■ WHAT TO DO
Copy the data word for word, keeping every line.

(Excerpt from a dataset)

☆ ☆ ☆ ☆ ☆

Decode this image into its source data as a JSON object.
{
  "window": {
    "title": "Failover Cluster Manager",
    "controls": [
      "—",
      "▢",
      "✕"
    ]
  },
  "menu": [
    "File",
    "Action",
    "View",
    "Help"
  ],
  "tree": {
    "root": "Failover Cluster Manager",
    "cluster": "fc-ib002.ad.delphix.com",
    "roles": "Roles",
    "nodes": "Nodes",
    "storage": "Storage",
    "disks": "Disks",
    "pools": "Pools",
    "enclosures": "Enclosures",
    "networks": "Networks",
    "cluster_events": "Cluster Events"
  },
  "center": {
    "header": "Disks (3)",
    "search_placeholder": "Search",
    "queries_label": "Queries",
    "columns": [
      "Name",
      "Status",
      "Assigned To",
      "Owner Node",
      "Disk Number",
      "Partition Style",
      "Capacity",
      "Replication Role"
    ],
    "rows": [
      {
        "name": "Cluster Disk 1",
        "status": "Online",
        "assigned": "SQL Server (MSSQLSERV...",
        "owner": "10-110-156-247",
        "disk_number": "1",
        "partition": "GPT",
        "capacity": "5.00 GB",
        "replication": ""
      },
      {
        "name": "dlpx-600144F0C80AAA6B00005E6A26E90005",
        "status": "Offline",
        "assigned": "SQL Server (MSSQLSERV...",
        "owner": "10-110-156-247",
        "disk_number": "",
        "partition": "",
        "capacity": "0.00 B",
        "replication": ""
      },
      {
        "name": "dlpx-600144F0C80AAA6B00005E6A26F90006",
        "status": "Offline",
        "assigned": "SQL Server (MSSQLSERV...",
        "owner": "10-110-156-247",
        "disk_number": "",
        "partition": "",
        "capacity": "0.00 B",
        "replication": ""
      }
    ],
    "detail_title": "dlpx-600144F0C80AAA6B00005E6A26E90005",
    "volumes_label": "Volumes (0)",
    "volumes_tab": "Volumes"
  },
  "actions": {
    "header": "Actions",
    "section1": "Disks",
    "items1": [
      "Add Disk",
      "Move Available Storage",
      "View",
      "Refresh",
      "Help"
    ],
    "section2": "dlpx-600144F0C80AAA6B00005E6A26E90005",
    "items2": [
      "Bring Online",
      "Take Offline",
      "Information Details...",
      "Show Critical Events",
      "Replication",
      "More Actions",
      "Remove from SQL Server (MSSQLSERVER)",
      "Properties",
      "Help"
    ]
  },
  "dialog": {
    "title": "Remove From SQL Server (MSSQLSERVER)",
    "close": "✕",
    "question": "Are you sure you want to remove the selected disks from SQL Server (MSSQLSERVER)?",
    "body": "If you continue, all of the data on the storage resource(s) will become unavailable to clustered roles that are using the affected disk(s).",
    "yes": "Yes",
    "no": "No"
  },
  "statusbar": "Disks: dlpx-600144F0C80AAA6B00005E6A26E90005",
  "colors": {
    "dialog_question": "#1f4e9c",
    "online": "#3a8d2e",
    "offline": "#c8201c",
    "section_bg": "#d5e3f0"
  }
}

☆ ☆ ☆ ☆ ☆

■ ANSWER TO THE EXERCISE
Decode this image into its source data as a JSON object.
{
  "window": {
    "title": "Failover Cluster Manager",
    "controls": [
      "—",
      "▢",
      "✕"
    ]
  },
  "menu": [
    "File",
    "Action",
    "View",
    "Help"
  ],
  "tree": {
    "root": "Failover Cluster Manager",
    "cluster": "fc-ib002.ad.delphix.com",
    "roles": "Roles",
    "nodes": "Nodes",
    "storage": "Storage",
    "disks": "Disks",
    "pools": "Pools",
    "enclosures": "Enclosures",
    "networks": "Networks",
    "cluster_events": "Cluster Events"
  },
  "center": {
    "header": "Disks (3)",
    "search_placeholder": "Search",
    "queries_label": "Queries",
    "columns": [
      "Name",
      "Status",
      "Assigned To",
      "Owner Node",
      "Disk Number",
      "Partition Style",
      "Capacity",
      "Replication Role"
    ],
    "rows": [
      {
        "name": "Cluster Disk 1",
        "status": "Online",
        "assigned": "SQL Server (MSSQLSERV...",
        "owner": "10-110-156-247",
        "disk_number": "1",
        "partition": "GPT",
        "capacity": "5.00 GB",
        "replication": ""
      },
      {
        "name": "dlpx-600144F0C80AAA6B00005E6A26E90005",
        "status": "Offline",
        "assigned": "SQL Server (MSSQLSERV...",
        "owner": "10-110-156-247",
        "disk_number": "",
        "partition": "",
        "capacity": "0.00 B",
        "replication": ""
      },
      {
        "name": "dlpx-600144F0C80AAA6B00005E6A26F90006",
        "status": "Offline",
        "assigned": "SQL Server (MSSQLSERV...",
        "owner": "10-110-156-247",
        "disk_number": "",
        "partition": "",
        "capacity": "0.00 B",
        "replication": ""
      }
    ],
    "detail_title": "dlpx-600144F0C80AAA6B00005E6A26E90005",
    "volumes_label": "Volumes (0)",
    "volumes_tab": "Volumes"
  },
  "actions": {
    "header": "Actions",
    "section1": "Disks",
    "items1": [
      "Add Disk",
      "Move Available Storage",
      "View",
      "Refresh",
      "Help"
    ],
    "section2": "dlpx-600144F0C80AAA6B00005E6A26E90005",
    "items2": [
      "Bring Online",
      "Take Offline",
      "Information Details...",
      "Show Critical Events",
      "Replication",
      "More Actions",
      "Remove from SQL Server (MSSQLSERVER)",
      "Properties",
      "Help"
    ]
  },
  "dialog": {
    "title": "Remove From SQL Server (MSSQLSERVER)",
    "close": "✕",
    "question": "Are you sure you want to remove the selected disks from SQL Server (MSSQLSERVER)?",
    "body": "If you continue, all of the data on the storage resource(s) will become unavailable to clustered roles that are using the affected disk(s).",
    "yes": "Yes",
    "no": "No"
  },
  "statusbar": "Disks: dlpx-600144F0C80AAA6B00005E6A26E90005",
  "colors": {
    "dialog_question": "#1f4e9c",
    "online": "#3a8d2e",
    "offline": "#c8201c",
    "section_bg": "#d5e3f0"
  }
}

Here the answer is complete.